WHAT TO PRODUCE:
What follows is a set of entries. Repeat them exactly, but not their pictures.

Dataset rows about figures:
====

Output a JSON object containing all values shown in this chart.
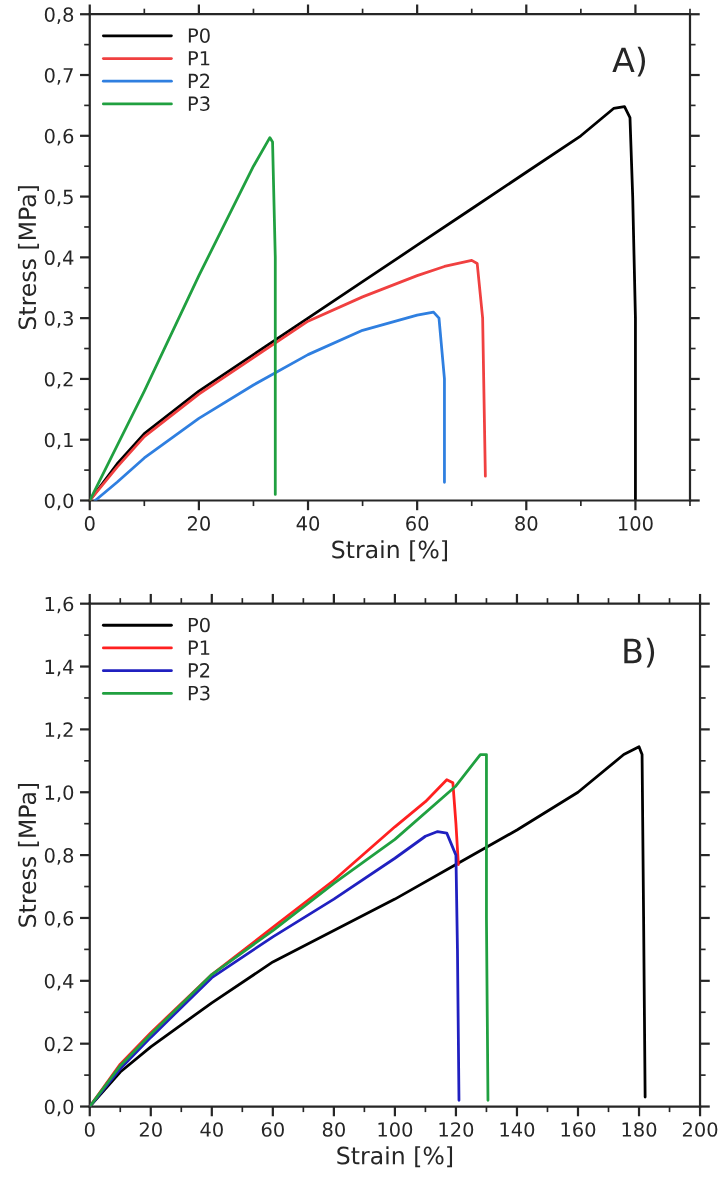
{
  "chart_data": [
    {
      "type": "line",
      "xlabel": "Strain [%]",
      "ylabel": "Stress [MPa]",
      "annotations": [
        "A)"
      ],
      "legend": "top left",
      "grid": false,
      "marker": "none",
      "line_style": "solid",
      "xlim": [
        0,
        110
      ],
      "xticks": [
        0,
        20,
        40,
        60,
        80,
        100
      ],
      "ylim": [
        0,
        0.8
      ],
      "yticks": [
        {
          "value": 0,
          "label": "0,0"
        },
        {
          "value": 0.1,
          "label": "0,1"
        },
        {
          "value": 0.2,
          "label": "0,2"
        },
        {
          "value": 0.3,
          "label": "0,3"
        },
        {
          "value": 0.4,
          "label": "0,4"
        },
        {
          "value": 0.5,
          "label": "0,5"
        },
        {
          "value": 0.6,
          "label": "0,6"
        },
        {
          "value": 0.7,
          "label": "0,7"
        },
        {
          "value": 0.8,
          "label": "0,8"
        }
      ],
      "series": [
        {
          "name": "P0",
          "color": "#000000",
          "x": [
            0,
            5,
            10,
            20,
            30,
            40,
            50,
            60,
            70,
            80,
            90,
            96,
            98,
            99,
            99.5,
            100,
            100
          ],
          "values": [
            0,
            0.06,
            0.11,
            0.18,
            0.24,
            0.3,
            0.36,
            0.42,
            0.48,
            0.54,
            0.6,
            0.645,
            0.648,
            0.63,
            0.5,
            0.3,
            0.0
          ]
        },
        {
          "name": "P1",
          "color": "#f04040",
          "x": [
            0,
            5,
            10,
            20,
            30,
            40,
            50,
            60,
            65,
            70,
            71,
            72,
            72.5
          ],
          "values": [
            0,
            0.055,
            0.105,
            0.175,
            0.235,
            0.295,
            0.335,
            0.37,
            0.385,
            0.395,
            0.39,
            0.3,
            0.04
          ]
        },
        {
          "name": "P2",
          "color": "#2f7fe0",
          "x": [
            1,
            5,
            10,
            20,
            30,
            40,
            50,
            60,
            63,
            64,
            65,
            65
          ],
          "values": [
            0,
            0.03,
            0.07,
            0.135,
            0.19,
            0.24,
            0.28,
            0.305,
            0.31,
            0.3,
            0.2,
            0.03
          ]
        },
        {
          "name": "P3",
          "color": "#20a040",
          "x": [
            0,
            10,
            20,
            30,
            33,
            33.5,
            34,
            34
          ],
          "values": [
            0,
            0.18,
            0.37,
            0.55,
            0.597,
            0.59,
            0.4,
            0.01
          ]
        }
      ]
    },
    {
      "type": "line",
      "xlabel": "Strain [%]",
      "ylabel": "Stress [MPa]",
      "annotations": [
        "B)"
      ],
      "legend": "top left",
      "grid": false,
      "marker": "none",
      "line_style": "solid",
      "xlim": [
        0,
        200
      ],
      "xticks": [
        0,
        20,
        40,
        60,
        80,
        100,
        120,
        140,
        160,
        180,
        200
      ],
      "ylim": [
        0,
        1.6
      ],
      "yticks": [
        {
          "value": 0,
          "label": "0,0"
        },
        {
          "value": 0.2,
          "label": "0,2"
        },
        {
          "value": 0.4,
          "label": "0,4"
        },
        {
          "value": 0.6,
          "label": "0,6"
        },
        {
          "value": 0.8,
          "label": "0,8"
        },
        {
          "value": 1.0,
          "label": "1,0"
        },
        {
          "value": 1.2,
          "label": "1,2"
        },
        {
          "value": 1.4,
          "label": "1,4"
        },
        {
          "value": 1.6,
          "label": "1,6"
        }
      ],
      "series": [
        {
          "name": "P0",
          "color": "#000000",
          "x": [
            0,
            10,
            20,
            40,
            60,
            80,
            100,
            120,
            140,
            160,
            175,
            180,
            181,
            181.5,
            182
          ],
          "values": [
            0,
            0.11,
            0.19,
            0.33,
            0.46,
            0.56,
            0.66,
            0.77,
            0.88,
            1.0,
            1.12,
            1.145,
            1.12,
            0.6,
            0.03
          ]
        },
        {
          "name": "P1",
          "color": "#ff2020",
          "x": [
            0,
            10,
            20,
            40,
            60,
            80,
            100,
            110,
            117,
            119,
            120,
            120.8
          ],
          "values": [
            0,
            0.135,
            0.235,
            0.42,
            0.57,
            0.72,
            0.89,
            0.97,
            1.04,
            1.03,
            0.9,
            0.77
          ]
        },
        {
          "name": "P2",
          "color": "#2020c0",
          "x": [
            0,
            10,
            20,
            40,
            60,
            80,
            100,
            110,
            114,
            117,
            120,
            120.5,
            121
          ],
          "values": [
            0,
            0.12,
            0.22,
            0.41,
            0.54,
            0.66,
            0.79,
            0.86,
            0.875,
            0.87,
            0.8,
            0.5,
            0.02
          ]
        },
        {
          "name": "P3",
          "color": "#20a040",
          "x": [
            0,
            10,
            20,
            40,
            60,
            80,
            100,
            120,
            128,
            130,
            130,
            130.5
          ],
          "values": [
            0,
            0.13,
            0.23,
            0.42,
            0.56,
            0.71,
            0.85,
            1.02,
            1.12,
            1.12,
            0.6,
            0.02
          ]
        }
      ]
    }
  ]
}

====

RESPONSE BELOW:
Output a JSON object containing all values shown in this chart.
{
  "chart_data": [
    {
      "type": "line",
      "xlabel": "Strain [%]",
      "ylabel": "Stress [MPa]",
      "annotations": [
        "A)"
      ],
      "legend": "top left",
      "grid": false,
      "marker": "none",
      "line_style": "solid",
      "xlim": [
        0,
        110
      ],
      "xticks": [
        0,
        20,
        40,
        60,
        80,
        100
      ],
      "ylim": [
        0,
        0.8
      ],
      "yticks": [
        {
          "value": 0,
          "label": "0,0"
        },
        {
          "value": 0.1,
          "label": "0,1"
        },
        {
          "value": 0.2,
          "label": "0,2"
        },
        {
          "value": 0.3,
          "label": "0,3"
        },
        {
          "value": 0.4,
          "label": "0,4"
        },
        {
          "value": 0.5,
          "label": "0,5"
        },
        {
          "value": 0.6,
          "label": "0,6"
        },
        {
          "value": 0.7,
          "label": "0,7"
        },
        {
          "value": 0.8,
          "label": "0,8"
        }
      ],
      "series": [
        {
          "name": "P0",
          "color": "#000000",
          "x": [
            0,
            5,
            10,
            20,
            30,
            40,
            50,
            60,
            70,
            80,
            90,
            96,
            98,
            99,
            99.5,
            100,
            100
          ],
          "values": [
            0,
            0.06,
            0.11,
            0.18,
            0.24,
            0.3,
            0.36,
            0.42,
            0.48,
            0.54,
            0.6,
            0.645,
            0.648,
            0.63,
            0.5,
            0.3,
            0.0
          ]
        },
        {
          "name": "P1",
          "color": "#f04040",
          "x": [
            0,
            5,
            10,
            20,
            30,
            40,
            50,
            60,
            65,
            70,
            71,
            72,
            72.5
          ],
          "values": [
            0,
            0.055,
            0.105,
            0.175,
            0.235,
            0.295,
            0.335,
            0.37,
            0.385,
            0.395,
            0.39,
            0.3,
            0.04
          ]
        },
        {
          "name": "P2",
          "color": "#2f7fe0",
          "x": [
            1,
            5,
            10,
            20,
            30,
            40,
            50,
            60,
            63,
            64,
            65,
            65
          ],
          "values": [
            0,
            0.03,
            0.07,
            0.135,
            0.19,
            0.24,
            0.28,
            0.305,
            0.31,
            0.3,
            0.2,
            0.03
          ]
        },
        {
          "name": "P3",
          "color": "#20a040",
          "x": [
            0,
            10,
            20,
            30,
            33,
            33.5,
            34,
            34
          ],
          "values": [
            0,
            0.18,
            0.37,
            0.55,
            0.597,
            0.59,
            0.4,
            0.01
          ]
        }
      ]
    },
    {
      "type": "line",
      "xlabel": "Strain [%]",
      "ylabel": "Stress [MPa]",
      "annotations": [
        "B)"
      ],
      "legend": "top left",
      "grid": false,
      "marker": "none",
      "line_style": "solid",
      "xlim": [
        0,
        200
      ],
      "xticks": [
        0,
        20,
        40,
        60,
        80,
        100,
        120,
        140,
        160,
        180,
        200
      ],
      "ylim": [
        0,
        1.6
      ],
      "yticks": [
        {
          "value": 0,
          "label": "0,0"
        },
        {
          "value": 0.2,
          "label": "0,2"
        },
        {
          "value": 0.4,
          "label": "0,4"
        },
        {
          "value": 0.6,
          "label": "0,6"
        },
        {
          "value": 0.8,
          "label": "0,8"
        },
        {
          "value": 1.0,
          "label": "1,0"
        },
        {
          "value": 1.2,
          "label": "1,2"
        },
        {
          "value": 1.4,
          "label": "1,4"
        },
        {
          "value": 1.6,
          "label": "1,6"
        }
      ],
      "series": [
        {
          "name": "P0",
          "color": "#000000",
          "x": [
            0,
            10,
            20,
            40,
            60,
            80,
            100,
            120,
            140,
            160,
            175,
            180,
            181,
            181.5,
            182
          ],
          "values": [
            0,
            0.11,
            0.19,
            0.33,
            0.46,
            0.56,
            0.66,
            0.77,
            0.88,
            1.0,
            1.12,
            1.145,
            1.12,
            0.6,
            0.03
          ]
        },
        {
          "name": "P1",
          "color": "#ff2020",
          "x": [
            0,
            10,
            20,
            40,
            60,
            80,
            100,
            110,
            117,
            119,
            120,
            120.8
          ],
          "values": [
            0,
            0.135,
            0.235,
            0.42,
            0.57,
            0.72,
            0.89,
            0.97,
            1.04,
            1.03,
            0.9,
            0.77
          ]
        },
        {
          "name": "P2",
          "color": "#2020c0",
          "x": [
            0,
            10,
            20,
            40,
            60,
            80,
            100,
            110,
            114,
            117,
            120,
            120.5,
            121
          ],
          "values": [
            0,
            0.12,
            0.22,
            0.41,
            0.54,
            0.66,
            0.79,
            0.86,
            0.875,
            0.87,
            0.8,
            0.5,
            0.02
          ]
        },
        {
          "name": "P3",
          "color": "#20a040",
          "x": [
            0,
            10,
            20,
            40,
            60,
            80,
            100,
            120,
            128,
            130,
            130,
            130.5
          ],
          "values": [
            0,
            0.13,
            0.23,
            0.42,
            0.56,
            0.71,
            0.85,
            1.02,
            1.12,
            1.12,
            0.6,
            0.02
          ]
        }
      ]
    }
  ]
}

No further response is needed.